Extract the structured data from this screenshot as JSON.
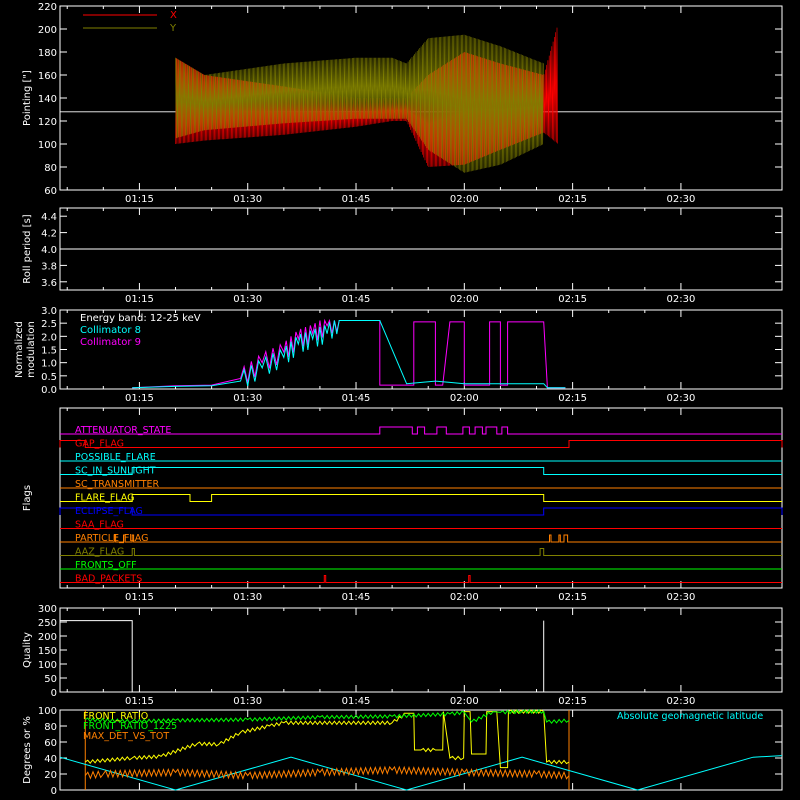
{
  "chart_data": [
    {
      "type": "line",
      "ylabel": "Pointing [\"]",
      "ylim": [
        60,
        220
      ],
      "yticks": [
        60,
        80,
        100,
        120,
        140,
        160,
        180,
        200,
        220
      ],
      "xlim_minutes": [
        64,
        164
      ],
      "xticks": [
        "01:15",
        "01:30",
        "01:45",
        "02:00",
        "02:15",
        "02:30"
      ],
      "reference_line": 128,
      "legend_position": "top-left",
      "series": [
        {
          "name": "X",
          "color": "#ff0000",
          "envelope": [
            [
              80,
              100,
              175
            ],
            [
              84,
              103,
              160
            ],
            [
              95,
              108,
              150
            ],
            [
              105,
              115,
              140
            ],
            [
              110,
              120,
              140
            ],
            [
              112,
              120,
              140
            ],
            [
              115,
              80,
              160
            ],
            [
              120,
              82,
              180
            ],
            [
              125,
              95,
              170
            ],
            [
              131,
              110,
              160
            ],
            [
              133,
              100,
              205
            ]
          ]
        },
        {
          "name": "Y",
          "color": "#808000",
          "envelope": [
            [
              80,
              105,
              175
            ],
            [
              84,
              112,
              160
            ],
            [
              95,
              118,
              170
            ],
            [
              105,
              122,
              175
            ],
            [
              110,
              122,
              175
            ],
            [
              112,
              122,
              170
            ],
            [
              115,
              95,
              192
            ],
            [
              120,
              75,
              195
            ],
            [
              125,
              82,
              185
            ],
            [
              131,
              100,
              170
            ]
          ]
        }
      ]
    },
    {
      "type": "line",
      "ylabel": "Roll period [s]",
      "ylim": [
        3.5,
        4.5
      ],
      "yticks": [
        "3.6",
        "3.8",
        "4.0",
        "4.2",
        "4.4"
      ],
      "xticks": [
        "01:15",
        "01:30",
        "01:45",
        "02:00",
        "02:15",
        "02:30"
      ],
      "series": [
        {
          "name": "",
          "color": "#ffffff",
          "x": [
            64,
            164
          ],
          "values": [
            4.0,
            4.0
          ]
        }
      ]
    },
    {
      "type": "line",
      "ylabel": [
        "Normalized",
        "modulation"
      ],
      "ylim": [
        0,
        3.0
      ],
      "yticks": [
        "0.0",
        "0.5",
        "1.0",
        "1.5",
        "2.0",
        "2.5",
        "3.0"
      ],
      "xticks": [
        "01:15",
        "01:30",
        "01:45",
        "02:00",
        "02:15",
        "02:30"
      ],
      "legend_title": "Energy band: 12-25 keV",
      "series": [
        {
          "name": "Collimator 8",
          "color": "#00ffff",
          "x": [
            74,
            80,
            85,
            89,
            92,
            95,
            97,
            99,
            101,
            103,
            105,
            107,
            108.3,
            112,
            116,
            118,
            120,
            123.5,
            125,
            131,
            131.5,
            134
          ],
          "values": [
            0.05,
            0.1,
            0.12,
            0.3,
            0.8,
            1.2,
            1.7,
            1.9,
            2.1,
            2.6,
            2.6,
            2.6,
            2.6,
            0.2,
            0.3,
            0.25,
            0.2,
            0.2,
            0.2,
            0.2,
            0.05,
            0.05
          ]
        },
        {
          "name": "Collimator 9",
          "color": "#ff00ff",
          "x": [
            74,
            80,
            85,
            89,
            92,
            95,
            97,
            99,
            101,
            103,
            105,
            107,
            108.3,
            108.3,
            112,
            113,
            113,
            116,
            116,
            117,
            118,
            120,
            120,
            122,
            123.5,
            123.5,
            125,
            125,
            126,
            126,
            131,
            131.5,
            134
          ],
          "values": [
            0.05,
            0.12,
            0.15,
            0.4,
            1.0,
            1.4,
            1.9,
            2.1,
            2.4,
            2.6,
            2.6,
            2.6,
            2.6,
            0.15,
            0.15,
            0.15,
            2.55,
            2.55,
            0.15,
            0.15,
            2.55,
            2.55,
            0.15,
            0.15,
            0.15,
            2.55,
            2.55,
            0.15,
            0.15,
            2.55,
            2.55,
            0.05,
            0.05
          ]
        }
      ]
    },
    {
      "type": "line",
      "ylabel": "Flags",
      "xticks": [
        "01:15",
        "01:30",
        "01:45",
        "02:00",
        "02:15",
        "02:30"
      ],
      "flags": [
        {
          "label": "ATTENUATOR_STATE",
          "color": "#ff00ff",
          "on": [
            [
              108.3,
              112.8
            ],
            [
              113.5,
              114.5
            ],
            [
              116.2,
              117.5
            ],
            [
              119.8,
              120.7
            ],
            [
              121.5,
              122.5
            ],
            [
              123,
              124.5
            ],
            [
              125.2,
              126
            ]
          ]
        },
        {
          "label": "GAP_FLAG",
          "color": "#ff0000",
          "on": [
            [
              64,
              67.5
            ],
            [
              134.5,
              164
            ]
          ]
        },
        {
          "label": "POSSIBLE_FLARE",
          "color": "#00ffff",
          "on": []
        },
        {
          "label": "SC_IN_SUNLIGHT",
          "color": "#00ffff",
          "on": [
            [
              74,
              131
            ]
          ]
        },
        {
          "label": "SC_TRANSMITTER",
          "color": "#ff8000",
          "on": []
        },
        {
          "label": "FLARE_FLAG",
          "color": "#ffff00",
          "on": [
            [
              74,
              82
            ],
            [
              85,
              131
            ]
          ]
        },
        {
          "label": "ECLIPSE_FLAG",
          "color": "#0000ff",
          "on": [
            [
              64,
              74
            ],
            [
              131,
              164
            ]
          ]
        },
        {
          "label": "SAA_FLAG",
          "color": "#ff0000",
          "on": []
        },
        {
          "label": "PARTICLE_FLAG",
          "color": "#ff8000",
          "on": [
            [
              71.5,
              71.7
            ],
            [
              72.8,
              73
            ],
            [
              74,
              74.2
            ],
            [
              131.8,
              132
            ],
            [
              133.1,
              133.3
            ],
            [
              133.8,
              134.3
            ]
          ]
        },
        {
          "label": "AAZ_FLAG",
          "color": "#808000",
          "on": [
            [
              74,
              74.3
            ],
            [
              130.5,
              131
            ]
          ]
        },
        {
          "label": "FRONTS_OFF",
          "color": "#00ff00",
          "on": []
        },
        {
          "label": "BAD_PACKETS",
          "color": "#ff0000",
          "on": [
            [
              100.6,
              100.8
            ],
            [
              120.6,
              120.8
            ]
          ]
        }
      ]
    },
    {
      "type": "line",
      "ylabel": "Quality",
      "ylim": [
        0,
        300
      ],
      "yticks": [
        "0",
        "50",
        "100",
        "150",
        "200",
        "250",
        "300"
      ],
      "xticks": [
        "01:15",
        "01:30",
        "01:45",
        "02:00",
        "02:15",
        "02:30"
      ],
      "series": [
        {
          "name": "",
          "color": "#ffffff",
          "x": [
            64,
            74,
            74,
            131,
            131
          ],
          "values": [
            255,
            255,
            0,
            0,
            255
          ]
        }
      ]
    },
    {
      "type": "line",
      "ylabel": "Degrees or %",
      "ylim": [
        0,
        100
      ],
      "yticks": [
        "0",
        "20",
        "40",
        "60",
        "80",
        "100"
      ],
      "xticks": [
        "01:15",
        "01:30",
        "01:45",
        "02:00",
        "02:15",
        "02:30"
      ],
      "annotation": "Absolute geomagnetic latitude",
      "series": [
        {
          "name": "FRONT_RATIO",
          "color": "#ffff00",
          "x": [
            67.5,
            74,
            78,
            83,
            86,
            89,
            93,
            95,
            110,
            112,
            113,
            113.1,
            114,
            116,
            117,
            117.1,
            118,
            119.9,
            120,
            120.8,
            121,
            122,
            123,
            123.1,
            124.5,
            125,
            125.5,
            126,
            126.1,
            131,
            131.4,
            134.5
          ],
          "values": [
            35,
            40,
            42,
            58,
            57,
            72,
            80,
            84,
            84,
            96,
            96,
            50,
            50,
            50,
            50,
            98,
            40,
            40,
            98,
            98,
            45,
            45,
            45,
            98,
            98,
            28,
            28,
            28,
            98,
            98,
            35,
            35
          ]
        },
        {
          "name": "FRONT_RATIO_1225",
          "color": "#00ff00",
          "x": [
            67.5,
            74,
            80,
            90,
            100,
            110,
            118,
            120,
            121,
            124,
            125,
            128,
            131,
            131.4,
            134.5
          ],
          "values": [
            88,
            86,
            87,
            88,
            91,
            92,
            95,
            97,
            85,
            98,
            97,
            98,
            98,
            85,
            87
          ]
        },
        {
          "name": "MAX_DET_VS_TOT",
          "color": "#ff8000",
          "x": [
            67.5,
            70,
            80,
            90,
            100,
            110,
            120,
            130,
            134.5
          ],
          "values": [
            18,
            20,
            22,
            18,
            22,
            25,
            22,
            20,
            18
          ]
        },
        {
          "name": "Absolute geomagnetic latitude",
          "color": "#00ffff",
          "x": [
            64,
            80,
            96,
            112,
            128,
            144,
            160,
            164
          ],
          "values": [
            41,
            0,
            41,
            0,
            41,
            0,
            41,
            43
          ]
        }
      ]
    }
  ]
}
----------
Task objective: Your task is to list each line of the records with the word "Absolute".

Task answer:
      "annotation": "Absolute geomagnetic latitude",
          "name": "Absolute geomagnetic latitude",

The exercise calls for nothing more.